TEXT PASSAGE:

Painter wants team to be confident and improve.

Thursday, June 23, 2011 - 1:38 pm

You might think Purdue's basketball run of excellence is about to hit a detour.

Coach Matt Painter doesn't want to hear it.

As for talk about shaky Boiler recruiting?

Get a clue.

Sure, All-Big Ten standouts JaJuan Johnson and E'Twaun Moore have graduated and are eyeing NBA opportunity. The Boilers seem scary thin inside other than All-America forward Robbie Hummel, and he's coming off two knee surgeries that cost him all of last season.

No matter. Returning veterans can step up. Incoming freshman forwards Donnie Hale and Jacob Lawson can make impacts.

Don't believe it? Painter offers proof. In 2007, the Boilers went 9-7 in the Big Ten behind senior standouts Carl Landry and David Teague. The next season, with Hummel, Moore and Johnson making major freshman contributions, they went 15-3.

Yes, Painter has mentioned that to his players. It will become next season's constant theme.

“Sometimes you get consumed with what you lose,” he said. “We lose a lot, but if we're going to talk about JaJuan and E'Twaun and not talk about the guys on our team, I don't think we'll go forward.

STATED PROBLEM A:
Set down everything in the Purdue basketball article from "As for talk" down to "can make impacts.".
STATED PROBLEM B:
Which two incoming freshman forwards does the Purdue basketball article name?
The entries that follow come from a separate source and are unrelated to the Purdue basketball article.

RECORDS PROVIDED:

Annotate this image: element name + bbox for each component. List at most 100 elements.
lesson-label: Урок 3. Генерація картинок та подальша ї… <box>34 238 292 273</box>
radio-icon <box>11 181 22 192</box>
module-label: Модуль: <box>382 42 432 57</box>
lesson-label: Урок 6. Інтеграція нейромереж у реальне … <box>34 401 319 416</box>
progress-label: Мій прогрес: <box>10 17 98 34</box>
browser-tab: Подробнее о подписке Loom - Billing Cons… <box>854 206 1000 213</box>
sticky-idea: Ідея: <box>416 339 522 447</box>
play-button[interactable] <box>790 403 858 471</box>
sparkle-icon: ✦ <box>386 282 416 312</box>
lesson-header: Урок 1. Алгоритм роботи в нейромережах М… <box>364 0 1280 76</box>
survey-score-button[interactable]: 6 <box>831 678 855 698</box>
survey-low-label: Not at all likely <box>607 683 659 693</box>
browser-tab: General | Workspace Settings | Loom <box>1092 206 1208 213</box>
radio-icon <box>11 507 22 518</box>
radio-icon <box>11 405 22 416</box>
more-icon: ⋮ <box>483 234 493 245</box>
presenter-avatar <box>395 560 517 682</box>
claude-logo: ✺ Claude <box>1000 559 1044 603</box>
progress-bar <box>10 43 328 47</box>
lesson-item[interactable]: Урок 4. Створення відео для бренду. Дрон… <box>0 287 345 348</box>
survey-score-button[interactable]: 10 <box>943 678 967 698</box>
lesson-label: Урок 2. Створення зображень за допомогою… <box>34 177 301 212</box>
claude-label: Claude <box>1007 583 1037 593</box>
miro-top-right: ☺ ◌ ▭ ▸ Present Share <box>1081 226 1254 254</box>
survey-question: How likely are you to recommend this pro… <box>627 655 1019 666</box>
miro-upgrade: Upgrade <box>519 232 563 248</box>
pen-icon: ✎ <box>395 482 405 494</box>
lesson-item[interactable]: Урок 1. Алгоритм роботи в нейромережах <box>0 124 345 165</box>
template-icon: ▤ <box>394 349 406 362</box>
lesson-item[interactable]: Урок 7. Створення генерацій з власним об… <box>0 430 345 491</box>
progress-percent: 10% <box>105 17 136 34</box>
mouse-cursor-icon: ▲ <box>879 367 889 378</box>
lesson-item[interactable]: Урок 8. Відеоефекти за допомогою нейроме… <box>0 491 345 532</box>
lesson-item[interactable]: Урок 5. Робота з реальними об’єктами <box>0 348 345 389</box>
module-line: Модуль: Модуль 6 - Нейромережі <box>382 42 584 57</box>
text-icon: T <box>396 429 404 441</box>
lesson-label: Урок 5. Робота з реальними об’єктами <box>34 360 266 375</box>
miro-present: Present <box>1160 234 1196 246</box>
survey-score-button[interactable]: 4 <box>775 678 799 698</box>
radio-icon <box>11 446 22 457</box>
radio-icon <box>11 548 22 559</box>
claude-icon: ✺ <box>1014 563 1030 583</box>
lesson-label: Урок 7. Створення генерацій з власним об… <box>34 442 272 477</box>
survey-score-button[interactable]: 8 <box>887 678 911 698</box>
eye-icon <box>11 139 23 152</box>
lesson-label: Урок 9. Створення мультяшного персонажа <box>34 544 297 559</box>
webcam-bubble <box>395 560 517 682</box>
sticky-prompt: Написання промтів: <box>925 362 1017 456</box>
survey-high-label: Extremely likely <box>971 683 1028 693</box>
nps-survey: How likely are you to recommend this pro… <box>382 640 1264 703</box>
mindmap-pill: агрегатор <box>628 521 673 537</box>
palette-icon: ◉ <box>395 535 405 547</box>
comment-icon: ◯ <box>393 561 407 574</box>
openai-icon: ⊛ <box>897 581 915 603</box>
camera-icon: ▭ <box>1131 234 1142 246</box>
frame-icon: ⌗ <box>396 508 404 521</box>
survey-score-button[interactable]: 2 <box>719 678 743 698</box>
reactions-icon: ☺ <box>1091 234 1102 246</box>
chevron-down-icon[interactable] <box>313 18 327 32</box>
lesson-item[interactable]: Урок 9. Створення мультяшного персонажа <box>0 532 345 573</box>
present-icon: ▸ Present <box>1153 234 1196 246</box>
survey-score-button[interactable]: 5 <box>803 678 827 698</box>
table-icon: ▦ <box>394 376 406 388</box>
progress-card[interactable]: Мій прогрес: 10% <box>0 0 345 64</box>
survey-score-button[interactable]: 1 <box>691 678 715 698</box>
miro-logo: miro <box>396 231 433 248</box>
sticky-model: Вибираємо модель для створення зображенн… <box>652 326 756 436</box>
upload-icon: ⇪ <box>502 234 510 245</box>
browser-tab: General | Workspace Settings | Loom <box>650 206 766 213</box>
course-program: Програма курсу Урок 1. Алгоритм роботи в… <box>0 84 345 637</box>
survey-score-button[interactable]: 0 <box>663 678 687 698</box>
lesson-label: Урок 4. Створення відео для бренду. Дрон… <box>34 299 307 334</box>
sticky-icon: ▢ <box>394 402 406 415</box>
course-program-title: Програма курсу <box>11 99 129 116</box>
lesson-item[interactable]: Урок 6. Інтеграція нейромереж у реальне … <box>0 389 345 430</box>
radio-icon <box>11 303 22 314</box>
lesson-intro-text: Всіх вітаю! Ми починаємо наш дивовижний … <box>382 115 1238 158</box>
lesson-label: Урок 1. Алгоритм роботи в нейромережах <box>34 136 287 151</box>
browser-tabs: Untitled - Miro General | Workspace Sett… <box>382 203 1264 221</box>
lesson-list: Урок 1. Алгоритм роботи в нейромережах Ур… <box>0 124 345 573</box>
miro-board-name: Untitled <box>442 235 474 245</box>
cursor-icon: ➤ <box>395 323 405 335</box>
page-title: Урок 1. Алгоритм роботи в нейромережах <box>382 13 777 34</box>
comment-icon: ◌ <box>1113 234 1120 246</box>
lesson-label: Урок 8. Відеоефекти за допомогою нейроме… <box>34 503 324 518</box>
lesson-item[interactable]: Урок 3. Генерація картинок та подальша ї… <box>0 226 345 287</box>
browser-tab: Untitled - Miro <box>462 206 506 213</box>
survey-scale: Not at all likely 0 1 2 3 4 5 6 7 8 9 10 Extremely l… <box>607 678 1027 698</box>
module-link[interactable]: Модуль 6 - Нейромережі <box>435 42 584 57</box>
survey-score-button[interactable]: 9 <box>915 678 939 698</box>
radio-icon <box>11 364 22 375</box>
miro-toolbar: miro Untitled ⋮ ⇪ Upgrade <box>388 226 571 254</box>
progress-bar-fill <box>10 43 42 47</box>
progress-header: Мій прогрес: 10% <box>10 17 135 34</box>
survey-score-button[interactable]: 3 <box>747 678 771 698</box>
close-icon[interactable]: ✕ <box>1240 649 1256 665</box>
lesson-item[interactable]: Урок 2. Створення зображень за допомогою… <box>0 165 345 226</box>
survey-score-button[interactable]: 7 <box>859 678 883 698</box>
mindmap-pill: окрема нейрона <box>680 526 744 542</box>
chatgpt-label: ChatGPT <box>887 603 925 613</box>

---

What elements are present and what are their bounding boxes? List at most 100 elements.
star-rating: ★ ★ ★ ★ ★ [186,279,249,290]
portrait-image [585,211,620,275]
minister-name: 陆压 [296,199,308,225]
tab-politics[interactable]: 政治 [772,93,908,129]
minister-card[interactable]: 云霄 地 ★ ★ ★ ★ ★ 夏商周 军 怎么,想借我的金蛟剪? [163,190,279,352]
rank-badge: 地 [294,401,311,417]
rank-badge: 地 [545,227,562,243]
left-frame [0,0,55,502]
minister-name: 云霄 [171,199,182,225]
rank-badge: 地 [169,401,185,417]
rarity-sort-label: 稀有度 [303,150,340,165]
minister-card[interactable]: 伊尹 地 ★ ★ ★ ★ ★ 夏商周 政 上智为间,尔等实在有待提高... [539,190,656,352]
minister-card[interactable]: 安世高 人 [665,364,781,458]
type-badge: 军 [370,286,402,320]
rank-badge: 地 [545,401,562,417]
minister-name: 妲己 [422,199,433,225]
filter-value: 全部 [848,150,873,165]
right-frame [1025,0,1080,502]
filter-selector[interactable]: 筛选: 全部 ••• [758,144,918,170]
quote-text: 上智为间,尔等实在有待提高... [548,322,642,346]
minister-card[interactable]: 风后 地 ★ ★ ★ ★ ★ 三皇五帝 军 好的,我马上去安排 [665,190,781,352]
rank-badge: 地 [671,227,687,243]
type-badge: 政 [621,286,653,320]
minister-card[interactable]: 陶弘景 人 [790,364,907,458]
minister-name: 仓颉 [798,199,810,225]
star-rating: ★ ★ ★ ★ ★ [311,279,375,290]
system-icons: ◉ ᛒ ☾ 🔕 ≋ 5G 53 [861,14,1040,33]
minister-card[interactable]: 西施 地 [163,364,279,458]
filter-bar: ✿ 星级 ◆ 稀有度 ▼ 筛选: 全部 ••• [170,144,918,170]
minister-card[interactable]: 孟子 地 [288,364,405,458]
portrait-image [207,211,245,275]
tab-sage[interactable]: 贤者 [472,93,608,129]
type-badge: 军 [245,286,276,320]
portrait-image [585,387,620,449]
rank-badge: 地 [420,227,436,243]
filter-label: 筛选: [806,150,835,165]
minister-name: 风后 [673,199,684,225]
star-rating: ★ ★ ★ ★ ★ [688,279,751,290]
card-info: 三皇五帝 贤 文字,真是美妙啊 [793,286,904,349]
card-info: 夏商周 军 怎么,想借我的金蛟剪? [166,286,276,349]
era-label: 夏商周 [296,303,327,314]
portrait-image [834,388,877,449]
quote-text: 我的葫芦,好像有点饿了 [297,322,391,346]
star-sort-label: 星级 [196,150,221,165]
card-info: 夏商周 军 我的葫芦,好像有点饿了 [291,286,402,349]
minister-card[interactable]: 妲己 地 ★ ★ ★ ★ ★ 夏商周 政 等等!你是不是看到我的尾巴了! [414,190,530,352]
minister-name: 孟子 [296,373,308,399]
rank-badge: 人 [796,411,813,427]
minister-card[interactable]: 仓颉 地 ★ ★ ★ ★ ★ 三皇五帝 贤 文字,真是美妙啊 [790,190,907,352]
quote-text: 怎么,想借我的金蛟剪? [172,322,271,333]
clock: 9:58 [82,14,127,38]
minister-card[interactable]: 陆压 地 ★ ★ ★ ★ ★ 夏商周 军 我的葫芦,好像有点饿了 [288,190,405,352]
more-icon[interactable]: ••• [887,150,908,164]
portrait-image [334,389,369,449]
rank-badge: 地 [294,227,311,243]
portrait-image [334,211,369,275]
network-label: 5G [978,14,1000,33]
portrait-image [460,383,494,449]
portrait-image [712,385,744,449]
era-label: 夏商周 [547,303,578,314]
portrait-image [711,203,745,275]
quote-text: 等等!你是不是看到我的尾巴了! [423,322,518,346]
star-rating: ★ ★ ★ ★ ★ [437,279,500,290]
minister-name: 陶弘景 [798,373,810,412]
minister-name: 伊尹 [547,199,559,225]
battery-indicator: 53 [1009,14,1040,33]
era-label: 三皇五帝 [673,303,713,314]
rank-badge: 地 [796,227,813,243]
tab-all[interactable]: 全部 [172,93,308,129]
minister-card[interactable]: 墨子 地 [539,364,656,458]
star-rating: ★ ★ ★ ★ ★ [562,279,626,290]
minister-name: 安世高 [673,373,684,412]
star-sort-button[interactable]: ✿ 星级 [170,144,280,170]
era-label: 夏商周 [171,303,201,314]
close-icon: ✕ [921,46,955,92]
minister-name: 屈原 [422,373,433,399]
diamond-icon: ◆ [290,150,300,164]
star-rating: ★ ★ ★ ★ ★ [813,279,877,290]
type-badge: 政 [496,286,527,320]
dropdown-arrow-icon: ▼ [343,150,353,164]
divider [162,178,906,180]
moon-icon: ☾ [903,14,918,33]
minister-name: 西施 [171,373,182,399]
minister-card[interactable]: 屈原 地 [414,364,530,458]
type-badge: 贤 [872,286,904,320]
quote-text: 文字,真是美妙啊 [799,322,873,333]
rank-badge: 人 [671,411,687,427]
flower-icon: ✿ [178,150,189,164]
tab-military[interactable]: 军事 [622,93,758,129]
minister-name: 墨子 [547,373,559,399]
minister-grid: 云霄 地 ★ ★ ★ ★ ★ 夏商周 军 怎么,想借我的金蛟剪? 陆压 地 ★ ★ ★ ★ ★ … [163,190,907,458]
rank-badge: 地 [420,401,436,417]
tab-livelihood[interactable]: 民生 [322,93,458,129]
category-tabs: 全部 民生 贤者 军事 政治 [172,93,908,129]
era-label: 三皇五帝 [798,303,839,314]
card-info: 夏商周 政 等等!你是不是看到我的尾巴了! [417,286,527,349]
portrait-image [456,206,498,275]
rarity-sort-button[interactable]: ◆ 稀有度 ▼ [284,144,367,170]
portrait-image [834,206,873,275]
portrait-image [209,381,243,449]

EXERCISE RESPONSE A:
As for talk about shaky Boiler recruiting?

Get a clue.

Sure, All-Big Ten standouts JaJuan Johnson and E'Twaun Moore have graduated and are eyeing NBA opportunity. The Boilers seem scary thin inside other than All-America forward Robbie Hummel, and he's coming off two knee surgeries that cost him all of last season.

No matter. Returning veterans can step up. Incoming freshman forwards Donnie Hale and Jacob Lawson can make impacts.

EXERCISE RESPONSE B:
Donnie Hale and Jacob Lawson.